**** DATA LISTING ****
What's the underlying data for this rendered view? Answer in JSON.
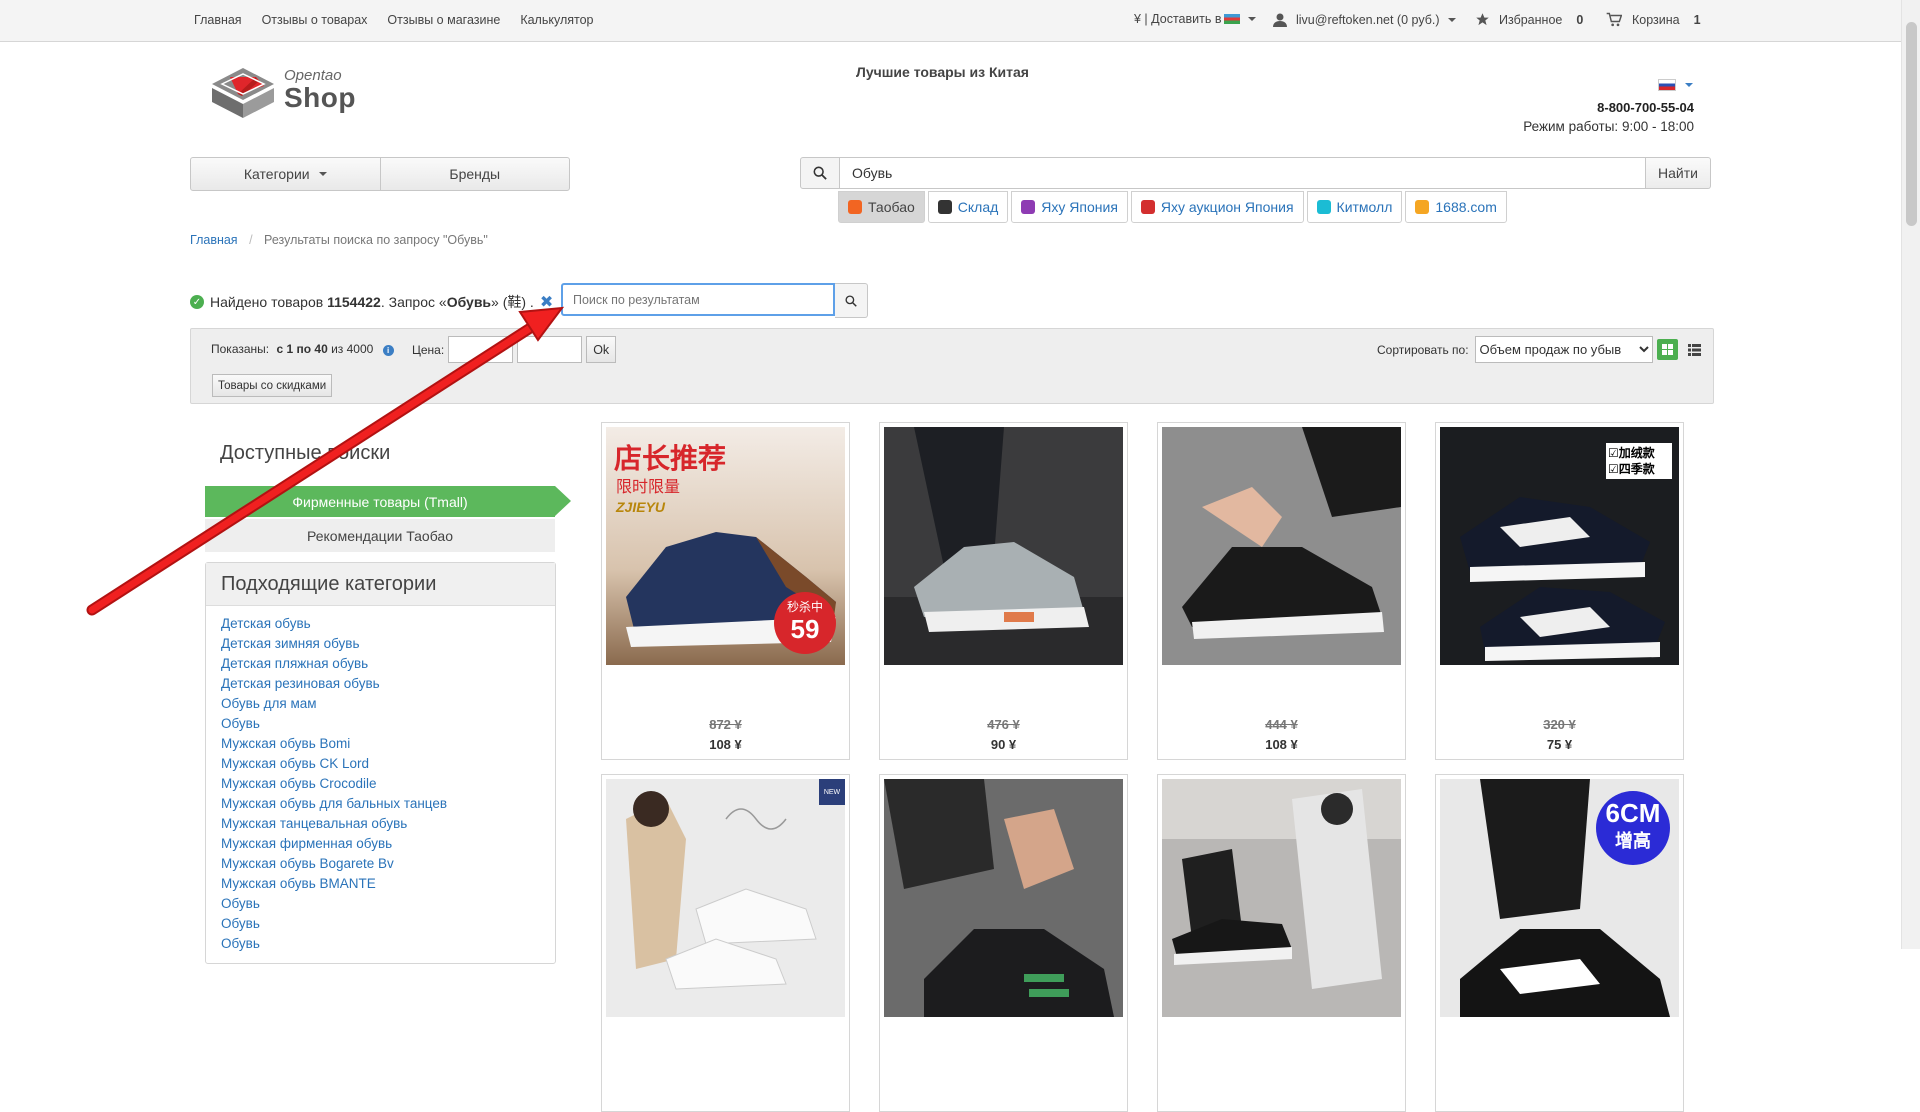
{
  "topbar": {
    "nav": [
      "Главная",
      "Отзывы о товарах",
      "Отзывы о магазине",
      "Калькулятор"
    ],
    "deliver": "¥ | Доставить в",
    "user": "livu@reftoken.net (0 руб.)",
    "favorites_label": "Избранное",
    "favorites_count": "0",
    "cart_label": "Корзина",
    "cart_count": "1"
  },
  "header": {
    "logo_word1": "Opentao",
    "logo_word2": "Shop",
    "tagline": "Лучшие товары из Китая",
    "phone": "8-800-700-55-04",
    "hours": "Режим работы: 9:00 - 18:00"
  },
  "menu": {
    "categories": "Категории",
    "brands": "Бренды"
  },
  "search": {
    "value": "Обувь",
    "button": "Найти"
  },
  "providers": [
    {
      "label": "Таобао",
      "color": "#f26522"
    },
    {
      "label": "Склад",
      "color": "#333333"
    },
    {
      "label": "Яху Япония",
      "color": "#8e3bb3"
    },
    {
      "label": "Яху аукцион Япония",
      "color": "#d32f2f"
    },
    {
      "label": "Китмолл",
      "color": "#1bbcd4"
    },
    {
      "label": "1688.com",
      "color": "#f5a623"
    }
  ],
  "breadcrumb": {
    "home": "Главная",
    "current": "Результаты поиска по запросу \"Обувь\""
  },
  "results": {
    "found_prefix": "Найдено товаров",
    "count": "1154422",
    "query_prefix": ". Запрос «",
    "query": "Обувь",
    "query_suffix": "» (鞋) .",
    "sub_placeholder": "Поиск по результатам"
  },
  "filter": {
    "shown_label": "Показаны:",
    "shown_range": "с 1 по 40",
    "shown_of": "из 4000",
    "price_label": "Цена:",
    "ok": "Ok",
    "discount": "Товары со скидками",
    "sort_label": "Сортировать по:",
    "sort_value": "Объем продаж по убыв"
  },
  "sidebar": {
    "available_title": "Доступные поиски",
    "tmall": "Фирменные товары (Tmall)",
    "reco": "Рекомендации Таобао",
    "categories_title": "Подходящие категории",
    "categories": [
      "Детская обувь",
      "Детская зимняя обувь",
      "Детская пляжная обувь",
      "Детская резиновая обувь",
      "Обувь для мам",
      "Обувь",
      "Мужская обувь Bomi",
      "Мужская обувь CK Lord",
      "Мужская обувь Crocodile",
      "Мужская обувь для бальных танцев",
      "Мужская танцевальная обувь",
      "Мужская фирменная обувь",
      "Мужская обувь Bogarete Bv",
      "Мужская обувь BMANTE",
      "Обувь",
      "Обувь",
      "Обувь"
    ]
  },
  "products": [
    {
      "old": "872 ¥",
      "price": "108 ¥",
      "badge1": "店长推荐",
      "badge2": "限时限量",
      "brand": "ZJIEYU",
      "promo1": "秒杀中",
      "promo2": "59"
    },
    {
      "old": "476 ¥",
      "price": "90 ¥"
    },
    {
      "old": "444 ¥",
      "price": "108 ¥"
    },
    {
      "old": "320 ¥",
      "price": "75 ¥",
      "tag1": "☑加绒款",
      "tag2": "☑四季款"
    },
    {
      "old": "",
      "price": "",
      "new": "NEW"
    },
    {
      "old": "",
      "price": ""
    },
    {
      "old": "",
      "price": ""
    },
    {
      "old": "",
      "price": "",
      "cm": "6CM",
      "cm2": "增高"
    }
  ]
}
****
*TASK BRIEF*:
Answer with a single number: the count of lines holding the word "Мужская".

*RESPONSE TO THIS TASK*:
8